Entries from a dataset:

*-*-*

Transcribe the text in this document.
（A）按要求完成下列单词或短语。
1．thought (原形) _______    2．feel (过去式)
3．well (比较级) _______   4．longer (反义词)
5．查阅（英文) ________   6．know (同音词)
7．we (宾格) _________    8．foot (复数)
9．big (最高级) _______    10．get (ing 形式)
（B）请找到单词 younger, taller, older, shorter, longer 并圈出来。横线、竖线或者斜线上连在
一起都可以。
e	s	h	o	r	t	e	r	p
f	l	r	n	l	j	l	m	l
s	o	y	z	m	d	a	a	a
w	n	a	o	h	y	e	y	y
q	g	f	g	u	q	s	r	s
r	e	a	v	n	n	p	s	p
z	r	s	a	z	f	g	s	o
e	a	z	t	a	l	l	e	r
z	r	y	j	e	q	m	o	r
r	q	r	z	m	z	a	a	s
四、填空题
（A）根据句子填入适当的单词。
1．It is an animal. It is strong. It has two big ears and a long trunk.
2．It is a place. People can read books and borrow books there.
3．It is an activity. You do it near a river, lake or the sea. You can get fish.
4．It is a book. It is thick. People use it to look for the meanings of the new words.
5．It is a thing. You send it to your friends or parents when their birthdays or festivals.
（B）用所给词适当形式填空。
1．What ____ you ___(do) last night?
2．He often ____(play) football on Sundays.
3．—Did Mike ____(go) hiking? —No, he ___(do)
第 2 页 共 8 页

*-*-*

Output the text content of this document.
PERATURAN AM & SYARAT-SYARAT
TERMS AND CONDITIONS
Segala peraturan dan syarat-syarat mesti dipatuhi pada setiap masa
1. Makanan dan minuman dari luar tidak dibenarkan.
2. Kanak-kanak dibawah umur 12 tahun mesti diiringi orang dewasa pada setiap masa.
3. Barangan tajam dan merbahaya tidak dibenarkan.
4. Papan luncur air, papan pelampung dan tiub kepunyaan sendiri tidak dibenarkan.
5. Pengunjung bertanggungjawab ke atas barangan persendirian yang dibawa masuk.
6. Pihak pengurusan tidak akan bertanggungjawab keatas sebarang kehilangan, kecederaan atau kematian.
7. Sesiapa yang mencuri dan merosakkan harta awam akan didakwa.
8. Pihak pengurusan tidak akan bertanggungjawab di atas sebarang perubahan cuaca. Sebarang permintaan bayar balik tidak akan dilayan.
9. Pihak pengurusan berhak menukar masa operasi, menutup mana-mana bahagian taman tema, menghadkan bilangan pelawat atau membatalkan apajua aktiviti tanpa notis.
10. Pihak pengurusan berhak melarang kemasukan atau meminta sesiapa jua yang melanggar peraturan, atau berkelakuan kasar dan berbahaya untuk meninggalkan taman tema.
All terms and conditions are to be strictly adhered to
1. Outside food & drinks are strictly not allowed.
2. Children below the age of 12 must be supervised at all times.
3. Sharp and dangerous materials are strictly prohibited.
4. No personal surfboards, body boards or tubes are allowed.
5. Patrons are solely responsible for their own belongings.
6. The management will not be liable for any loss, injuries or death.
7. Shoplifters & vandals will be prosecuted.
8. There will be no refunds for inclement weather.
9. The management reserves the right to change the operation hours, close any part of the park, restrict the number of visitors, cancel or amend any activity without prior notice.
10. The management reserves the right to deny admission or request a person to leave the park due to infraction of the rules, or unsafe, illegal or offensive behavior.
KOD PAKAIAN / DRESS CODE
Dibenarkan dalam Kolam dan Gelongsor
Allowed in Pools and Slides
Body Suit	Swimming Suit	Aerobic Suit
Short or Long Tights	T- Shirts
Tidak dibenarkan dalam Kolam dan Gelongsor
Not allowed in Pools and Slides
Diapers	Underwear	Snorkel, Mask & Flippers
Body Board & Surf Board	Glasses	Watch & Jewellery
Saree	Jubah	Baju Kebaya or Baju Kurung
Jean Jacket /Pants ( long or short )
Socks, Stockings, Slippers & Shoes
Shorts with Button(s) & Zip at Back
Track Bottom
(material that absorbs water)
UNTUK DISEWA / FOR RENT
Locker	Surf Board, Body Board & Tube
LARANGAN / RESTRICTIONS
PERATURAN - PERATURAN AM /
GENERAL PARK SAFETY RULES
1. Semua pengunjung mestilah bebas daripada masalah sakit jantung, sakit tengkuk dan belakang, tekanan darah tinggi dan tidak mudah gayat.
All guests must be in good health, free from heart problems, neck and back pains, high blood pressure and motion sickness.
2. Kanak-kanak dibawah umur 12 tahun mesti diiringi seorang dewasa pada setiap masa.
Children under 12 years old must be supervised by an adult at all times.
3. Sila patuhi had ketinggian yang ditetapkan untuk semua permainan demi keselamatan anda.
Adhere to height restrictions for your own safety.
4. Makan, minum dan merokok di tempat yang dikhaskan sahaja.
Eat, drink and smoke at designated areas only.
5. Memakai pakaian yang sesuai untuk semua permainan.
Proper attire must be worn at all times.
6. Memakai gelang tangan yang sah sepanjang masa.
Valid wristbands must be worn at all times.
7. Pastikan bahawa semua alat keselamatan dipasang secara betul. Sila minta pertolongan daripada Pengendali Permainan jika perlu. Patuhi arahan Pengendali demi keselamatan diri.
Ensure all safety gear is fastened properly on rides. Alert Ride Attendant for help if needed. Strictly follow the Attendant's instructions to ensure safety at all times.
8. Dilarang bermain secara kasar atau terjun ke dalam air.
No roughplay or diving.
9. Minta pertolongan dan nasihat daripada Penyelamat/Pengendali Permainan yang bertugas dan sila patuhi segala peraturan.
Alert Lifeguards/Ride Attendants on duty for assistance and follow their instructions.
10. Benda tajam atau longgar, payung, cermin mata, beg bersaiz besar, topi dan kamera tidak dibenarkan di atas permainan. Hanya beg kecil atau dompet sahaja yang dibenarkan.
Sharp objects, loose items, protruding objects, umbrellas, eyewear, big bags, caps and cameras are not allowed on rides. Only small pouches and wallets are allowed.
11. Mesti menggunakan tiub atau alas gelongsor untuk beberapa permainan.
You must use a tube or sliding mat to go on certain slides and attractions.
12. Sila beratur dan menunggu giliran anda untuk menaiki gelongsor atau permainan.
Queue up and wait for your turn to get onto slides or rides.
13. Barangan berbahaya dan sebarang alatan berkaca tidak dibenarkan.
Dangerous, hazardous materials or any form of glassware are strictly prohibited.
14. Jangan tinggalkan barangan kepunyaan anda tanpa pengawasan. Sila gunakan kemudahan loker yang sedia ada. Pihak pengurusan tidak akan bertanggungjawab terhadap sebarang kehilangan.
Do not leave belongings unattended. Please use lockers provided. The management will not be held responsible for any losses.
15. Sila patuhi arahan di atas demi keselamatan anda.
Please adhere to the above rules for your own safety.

*-*-*

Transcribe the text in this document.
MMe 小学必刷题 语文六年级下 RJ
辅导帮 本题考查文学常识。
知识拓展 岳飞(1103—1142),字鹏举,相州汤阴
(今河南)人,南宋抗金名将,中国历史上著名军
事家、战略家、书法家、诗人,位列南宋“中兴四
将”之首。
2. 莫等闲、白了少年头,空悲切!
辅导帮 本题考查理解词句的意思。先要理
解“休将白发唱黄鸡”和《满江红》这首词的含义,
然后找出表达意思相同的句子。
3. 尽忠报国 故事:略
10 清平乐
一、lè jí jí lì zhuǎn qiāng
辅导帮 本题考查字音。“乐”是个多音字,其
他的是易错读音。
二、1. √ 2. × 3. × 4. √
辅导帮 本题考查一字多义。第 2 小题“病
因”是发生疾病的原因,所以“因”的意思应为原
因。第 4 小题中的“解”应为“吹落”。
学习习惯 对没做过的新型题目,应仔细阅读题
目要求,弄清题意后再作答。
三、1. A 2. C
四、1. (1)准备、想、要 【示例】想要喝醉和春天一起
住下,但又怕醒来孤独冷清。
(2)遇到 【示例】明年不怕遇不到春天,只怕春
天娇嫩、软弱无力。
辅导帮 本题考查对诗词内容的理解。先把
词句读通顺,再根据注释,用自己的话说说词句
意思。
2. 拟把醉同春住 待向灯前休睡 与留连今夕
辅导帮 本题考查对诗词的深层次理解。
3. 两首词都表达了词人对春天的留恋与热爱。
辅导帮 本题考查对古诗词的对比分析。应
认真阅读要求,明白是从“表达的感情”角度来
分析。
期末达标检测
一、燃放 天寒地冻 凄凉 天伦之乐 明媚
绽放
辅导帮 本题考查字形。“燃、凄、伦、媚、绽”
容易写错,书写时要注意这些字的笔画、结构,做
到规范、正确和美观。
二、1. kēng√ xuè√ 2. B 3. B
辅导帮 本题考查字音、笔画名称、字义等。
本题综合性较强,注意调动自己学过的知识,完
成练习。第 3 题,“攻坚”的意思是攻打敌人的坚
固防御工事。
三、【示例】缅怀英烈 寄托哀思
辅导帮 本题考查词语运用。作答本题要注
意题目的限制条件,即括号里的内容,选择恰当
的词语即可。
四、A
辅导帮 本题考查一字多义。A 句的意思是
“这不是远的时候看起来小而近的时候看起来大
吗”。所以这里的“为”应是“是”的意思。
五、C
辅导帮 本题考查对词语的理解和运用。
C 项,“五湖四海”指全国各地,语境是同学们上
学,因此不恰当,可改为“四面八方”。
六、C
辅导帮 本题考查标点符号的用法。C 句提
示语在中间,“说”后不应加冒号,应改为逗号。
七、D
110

*-*-*

PROBLEM TO WORK ON
Among the lines of the material, find those that hold the word "tiub" and copy them.

TASK RESULT
4. Papan luncur air, papan pelampung dan tiub kepunyaan sendiri tidak dibenarkan.
11. Mesti menggunakan tiub atau alas gelongsor untuk beberapa permainan.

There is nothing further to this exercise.